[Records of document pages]
########################################
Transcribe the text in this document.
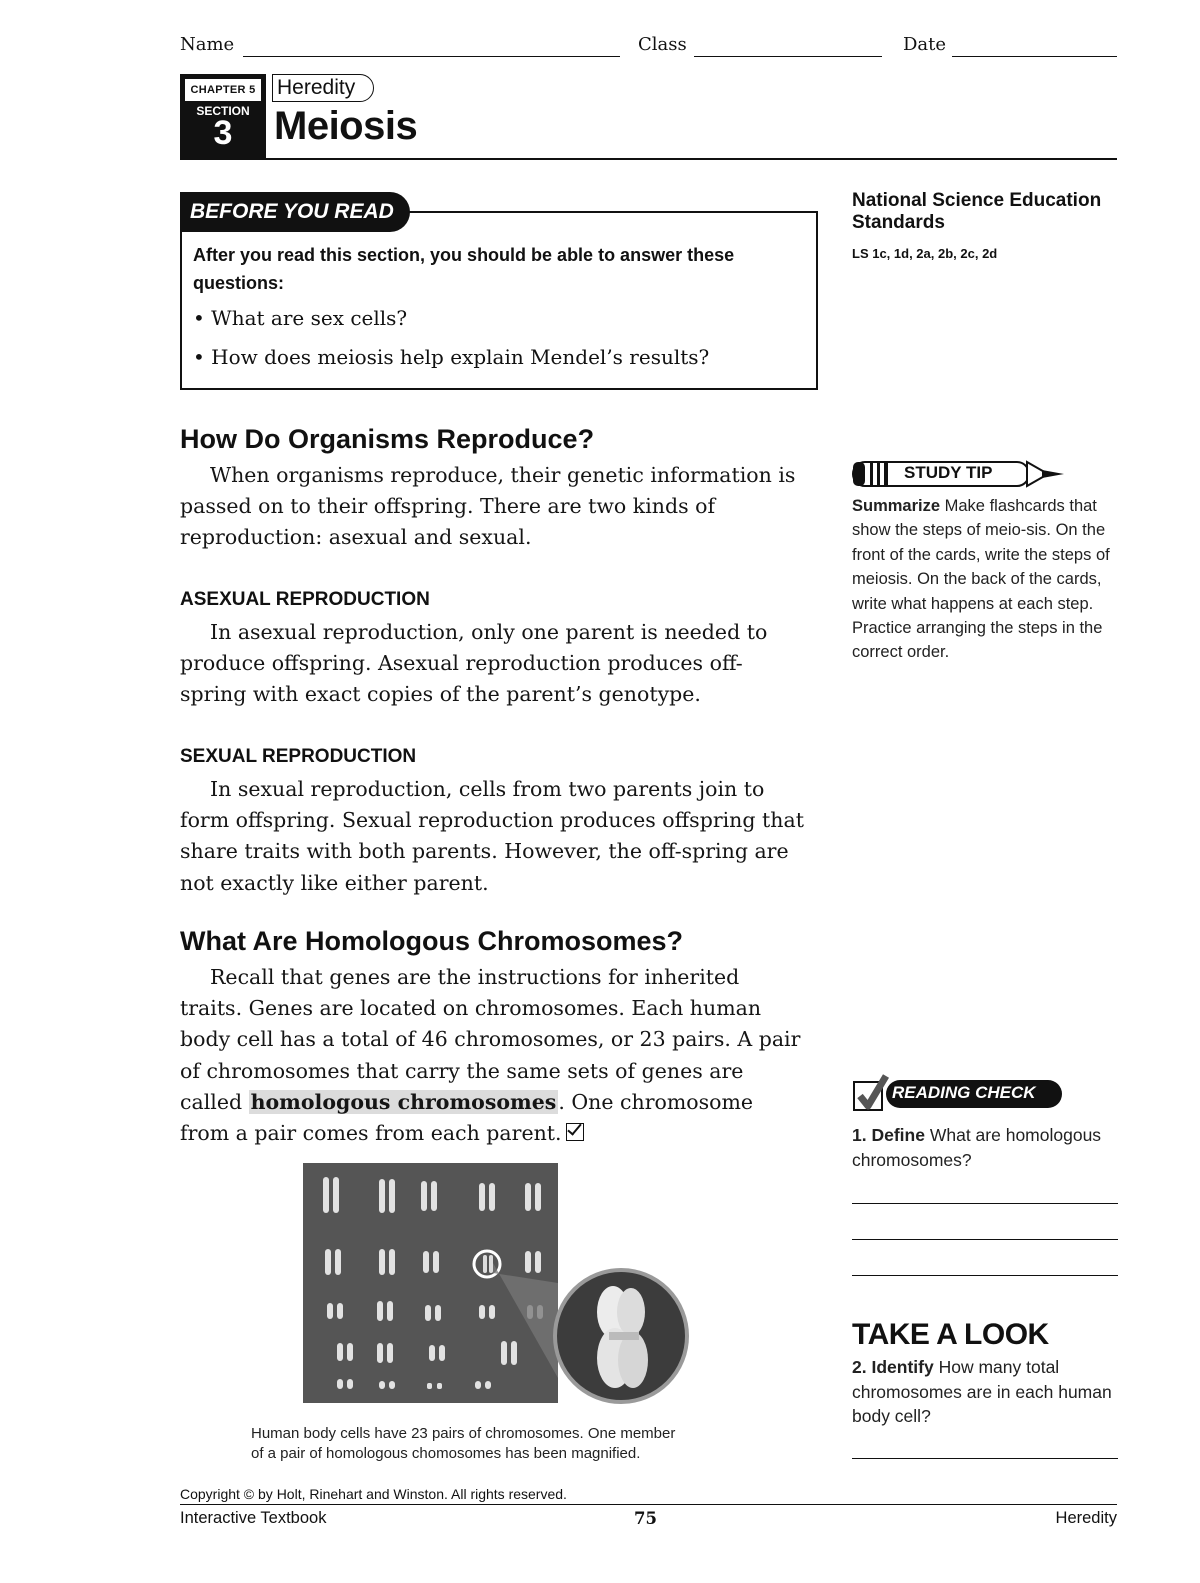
Name	Class	Date
CHAPTER 5
SECTION
3
Heredity
Meiosis
BEFORE YOU READ
After you read this section, you should be able to answer these questions:
• What are sex cells?
• How does meiosis help explain Mendel’s results?
National Science Education Standards
LS 1c, 1d, 2a, 2b, 2c, 2d
How Do Organisms Reproduce?
When organisms reproduce, their genetic information is passed on to their offspring. There are two kinds of reproduction: asexual and sexual.
ASEXUAL REPRODUCTION
In asexual reproduction, only one parent is needed to produce offspring. Asexual reproduction produces off-spring with exact copies of the parent’s genotype.
SEXUAL REPRODUCTION
In sexual reproduction, cells from two parents join to form offspring. Sexual reproduction produces offspring that share traits with both parents. However, the off-spring are not exactly like either parent.
What Are Homologous Chromosomes?
Recall that genes are the instructions for inherited traits. Genes are located on chromosomes. Each human body cell has a total of 46 chromosomes, or 23 pairs. A pair of chromosomes that carry the same sets of genes are called homologous chromosomes. One chromosome from a pair comes from each parent.
STUDY TIP
Summarize Make flashcards that show the steps of meio-sis. On the front of the cards, write the steps of meiosis. On the back of the cards, write what happens at each step. Practice arranging the steps in the correct order.
READING CHECK
1. Define What are homologous chromosomes?
TAKE A LOOK
2. Identify How many total chromosomes are in each human body cell?
Human body cells have 23 pairs of chromosomes. One member
of a pair of homologous chomosomes has been magnified.
Copyright © by Holt, Rinehart and Winston. All rights reserved.
Interactive Textbook	75	Heredity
########################################
> **Required action**: Your reply should hold only the records, duplicated exactly, without any image.

> **Output of the task**:
Transcribe the text in this document.
Name	Class	Date
CHAPTER 5
SECTION
3
Heredity
Meiosis
BEFORE YOU READ
After you read this section, you should be able to answer these questions:
• What are sex cells?
• How does meiosis help explain Mendel’s results?
National Science Education Standards
LS 1c, 1d, 2a, 2b, 2c, 2d
How Do Organisms Reproduce?
When organisms reproduce, their genetic information is passed on to their offspring. There are two kinds of reproduction: asexual and sexual.
ASEXUAL REPRODUCTION
In asexual reproduction, only one parent is needed to produce offspring. Asexual reproduction produces off-spring with exact copies of the parent’s genotype.
SEXUAL REPRODUCTION
In sexual reproduction, cells from two parents join to form offspring. Sexual reproduction produces offspring that share traits with both parents. However, the off-spring are not exactly like either parent.
What Are Homologous Chromosomes?
Recall that genes are the instructions for inherited traits. Genes are located on chromosomes. Each human body cell has a total of 46 chromosomes, or 23 pairs. A pair of chromosomes that carry the same sets of genes are called homologous chromosomes. One chromosome from a pair comes from each parent.
STUDY TIP
Summarize Make flashcards that show the steps of meio-sis. On the front of the cards, write the steps of meiosis. On the back of the cards, write what happens at each step. Practice arranging the steps in the correct order.
READING CHECK
1. Define What are homologous chromosomes?
TAKE A LOOK
2. Identify How many total chromosomes are in each human body cell?
Human body cells have 23 pairs of chromosomes. One member
of a pair of homologous chomosomes has been magnified.
Copyright © by Holt, Rinehart and Winston. All rights reserved.
Interactive Textbook	75	Heredity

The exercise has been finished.